**PROBLEM TO SOLVE:**
In full and without deviation, write out the entries that follow.

_ _ _ _ _

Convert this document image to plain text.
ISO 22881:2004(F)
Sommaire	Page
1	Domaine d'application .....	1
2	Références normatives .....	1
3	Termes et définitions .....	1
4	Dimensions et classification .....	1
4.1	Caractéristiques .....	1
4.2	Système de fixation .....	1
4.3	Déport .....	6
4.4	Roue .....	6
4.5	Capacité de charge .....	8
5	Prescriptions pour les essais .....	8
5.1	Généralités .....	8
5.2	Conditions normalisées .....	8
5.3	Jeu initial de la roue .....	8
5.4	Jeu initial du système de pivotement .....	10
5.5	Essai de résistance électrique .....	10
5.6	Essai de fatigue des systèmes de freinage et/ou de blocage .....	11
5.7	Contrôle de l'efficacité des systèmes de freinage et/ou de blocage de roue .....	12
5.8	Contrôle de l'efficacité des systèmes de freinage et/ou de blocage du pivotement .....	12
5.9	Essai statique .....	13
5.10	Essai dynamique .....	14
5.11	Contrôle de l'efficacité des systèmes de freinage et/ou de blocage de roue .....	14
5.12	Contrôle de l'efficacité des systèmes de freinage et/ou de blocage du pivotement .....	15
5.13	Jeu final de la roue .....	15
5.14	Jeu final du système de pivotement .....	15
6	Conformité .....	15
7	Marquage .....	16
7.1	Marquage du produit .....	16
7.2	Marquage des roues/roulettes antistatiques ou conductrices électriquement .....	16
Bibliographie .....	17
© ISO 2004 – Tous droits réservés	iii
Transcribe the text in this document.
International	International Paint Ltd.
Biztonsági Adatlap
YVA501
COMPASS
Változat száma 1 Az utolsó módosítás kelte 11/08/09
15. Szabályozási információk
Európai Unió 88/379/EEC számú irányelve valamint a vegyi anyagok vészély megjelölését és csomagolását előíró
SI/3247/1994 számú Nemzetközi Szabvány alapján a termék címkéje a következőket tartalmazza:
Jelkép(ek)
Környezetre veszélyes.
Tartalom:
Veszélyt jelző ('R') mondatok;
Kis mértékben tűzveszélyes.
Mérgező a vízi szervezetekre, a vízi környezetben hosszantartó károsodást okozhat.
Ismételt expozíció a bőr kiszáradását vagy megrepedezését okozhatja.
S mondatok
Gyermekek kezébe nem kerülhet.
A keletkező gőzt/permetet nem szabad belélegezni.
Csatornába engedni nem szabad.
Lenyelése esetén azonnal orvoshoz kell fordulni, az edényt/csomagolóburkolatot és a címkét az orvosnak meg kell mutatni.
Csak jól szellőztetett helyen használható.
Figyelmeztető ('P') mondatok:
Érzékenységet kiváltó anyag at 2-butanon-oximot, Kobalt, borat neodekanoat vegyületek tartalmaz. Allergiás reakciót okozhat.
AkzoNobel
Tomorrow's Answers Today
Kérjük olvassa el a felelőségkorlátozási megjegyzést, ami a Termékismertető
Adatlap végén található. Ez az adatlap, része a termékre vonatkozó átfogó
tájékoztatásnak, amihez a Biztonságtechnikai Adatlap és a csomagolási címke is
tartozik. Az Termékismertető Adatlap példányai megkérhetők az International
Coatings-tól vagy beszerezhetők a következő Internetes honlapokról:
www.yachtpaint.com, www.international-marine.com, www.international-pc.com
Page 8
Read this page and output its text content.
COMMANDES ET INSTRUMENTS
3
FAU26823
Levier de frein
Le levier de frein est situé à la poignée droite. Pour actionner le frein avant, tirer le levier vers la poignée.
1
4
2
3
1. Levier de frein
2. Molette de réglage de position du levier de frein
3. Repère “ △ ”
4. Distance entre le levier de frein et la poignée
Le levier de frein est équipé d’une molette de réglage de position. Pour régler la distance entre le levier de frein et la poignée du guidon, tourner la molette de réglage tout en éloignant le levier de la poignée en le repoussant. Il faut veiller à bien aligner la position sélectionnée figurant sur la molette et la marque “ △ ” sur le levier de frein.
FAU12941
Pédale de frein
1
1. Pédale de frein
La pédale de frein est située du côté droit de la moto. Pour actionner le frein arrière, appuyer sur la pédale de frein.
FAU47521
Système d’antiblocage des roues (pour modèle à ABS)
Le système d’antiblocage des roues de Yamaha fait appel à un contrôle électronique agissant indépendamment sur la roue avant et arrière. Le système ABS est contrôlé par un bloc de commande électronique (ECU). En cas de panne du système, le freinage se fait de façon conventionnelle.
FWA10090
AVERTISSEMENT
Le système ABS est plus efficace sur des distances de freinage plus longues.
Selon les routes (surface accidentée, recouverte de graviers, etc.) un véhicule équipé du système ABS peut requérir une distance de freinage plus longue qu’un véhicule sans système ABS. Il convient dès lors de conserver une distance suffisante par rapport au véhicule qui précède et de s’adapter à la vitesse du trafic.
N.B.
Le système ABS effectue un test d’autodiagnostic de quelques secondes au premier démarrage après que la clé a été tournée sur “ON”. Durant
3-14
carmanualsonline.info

_ _ _ _ _

**REPLY TO THE EXERCISE:**
Convert this document image to plain text.
ISO 22881:2004(F)
Sommaire	Page
1	Domaine d'application .....	1
2	Références normatives .....	1
3	Termes et définitions .....	1
4	Dimensions et classification .....	1
4.1	Caractéristiques .....	1
4.2	Système de fixation .....	1
4.3	Déport .....	6
4.4	Roue .....	6
4.5	Capacité de charge .....	8
5	Prescriptions pour les essais .....	8
5.1	Généralités .....	8
5.2	Conditions normalisées .....	8
5.3	Jeu initial de la roue .....	8
5.4	Jeu initial du système de pivotement .....	10
5.5	Essai de résistance électrique .....	10
5.6	Essai de fatigue des systèmes de freinage et/ou de blocage .....	11
5.7	Contrôle de l'efficacité des systèmes de freinage et/ou de blocage de roue .....	12
5.8	Contrôle de l'efficacité des systèmes de freinage et/ou de blocage du pivotement .....	12
5.9	Essai statique .....	13
5.10	Essai dynamique .....	14
5.11	Contrôle de l'efficacité des systèmes de freinage et/ou de blocage de roue .....	14
5.12	Contrôle de l'efficacité des systèmes de freinage et/ou de blocage du pivotement .....	15
5.13	Jeu final de la roue .....	15
5.14	Jeu final du système de pivotement .....	15
6	Conformité .....	15
7	Marquage .....	16
7.1	Marquage du produit .....	16
7.2	Marquage des roues/roulettes antistatiques ou conductrices électriquement .....	16
Bibliographie .....	17
© ISO 2004 – Tous droits réservés	iii
Transcribe the text in this document.
International	International Paint Ltd.
Biztonsági Adatlap
YVA501
COMPASS
Változat száma 1 Az utolsó módosítás kelte 11/08/09
15. Szabályozási információk
Európai Unió 88/379/EEC számú irányelve valamint a vegyi anyagok vészély megjelölését és csomagolását előíró
SI/3247/1994 számú Nemzetközi Szabvány alapján a termék címkéje a következőket tartalmazza:
Jelkép(ek)
Környezetre veszélyes.
Tartalom:
Veszélyt jelző ('R') mondatok;
Kis mértékben tűzveszélyes.
Mérgező a vízi szervezetekre, a vízi környezetben hosszantartó károsodást okozhat.
Ismételt expozíció a bőr kiszáradását vagy megrepedezését okozhatja.
S mondatok
Gyermekek kezébe nem kerülhet.
A keletkező gőzt/permetet nem szabad belélegezni.
Csatornába engedni nem szabad.
Lenyelése esetén azonnal orvoshoz kell fordulni, az edényt/csomagolóburkolatot és a címkét az orvosnak meg kell mutatni.
Csak jól szellőztetett helyen használható.
Figyelmeztető ('P') mondatok:
Érzékenységet kiváltó anyag at 2-butanon-oximot, Kobalt, borat neodekanoat vegyületek tartalmaz. Allergiás reakciót okozhat.
AkzoNobel
Tomorrow's Answers Today
Kérjük olvassa el a felelőségkorlátozási megjegyzést, ami a Termékismertető
Adatlap végén található. Ez az adatlap, része a termékre vonatkozó átfogó
tájékoztatásnak, amihez a Biztonságtechnikai Adatlap és a csomagolási címke is
tartozik. Az Termékismertető Adatlap példányai megkérhetők az International
Coatings-tól vagy beszerezhetők a következő Internetes honlapokról:
www.yachtpaint.com, www.international-marine.com, www.international-pc.com
Page 8
Read this page and output its text content.
COMMANDES ET INSTRUMENTS
3
FAU26823
Levier de frein
Le levier de frein est situé à la poignée droite. Pour actionner le frein avant, tirer le levier vers la poignée.
1
4
2
3
1. Levier de frein
2. Molette de réglage de position du levier de frein
3. Repère “ △ ”
4. Distance entre le levier de frein et la poignée
Le levier de frein est équipé d’une molette de réglage de position. Pour régler la distance entre le levier de frein et la poignée du guidon, tourner la molette de réglage tout en éloignant le levier de la poignée en le repoussant. Il faut veiller à bien aligner la position sélectionnée figurant sur la molette et la marque “ △ ” sur le levier de frein.
FAU12941
Pédale de frein
1
1. Pédale de frein
La pédale de frein est située du côté droit de la moto. Pour actionner le frein arrière, appuyer sur la pédale de frein.
FAU47521
Système d’antiblocage des roues (pour modèle à ABS)
Le système d’antiblocage des roues de Yamaha fait appel à un contrôle électronique agissant indépendamment sur la roue avant et arrière. Le système ABS est contrôlé par un bloc de commande électronique (ECU). En cas de panne du système, le freinage se fait de façon conventionnelle.
FWA10090
AVERTISSEMENT
Le système ABS est plus efficace sur des distances de freinage plus longues.
Selon les routes (surface accidentée, recouverte de graviers, etc.) un véhicule équipé du système ABS peut requérir une distance de freinage plus longue qu’un véhicule sans système ABS. Il convient dès lors de conserver une distance suffisante par rapport au véhicule qui précède et de s’adapter à la vitesse du trafic.
N.B.
Le système ABS effectue un test d’autodiagnostic de quelques secondes au premier démarrage après que la clé a été tournée sur “ON”. Durant
3-14
carmanualsonline.info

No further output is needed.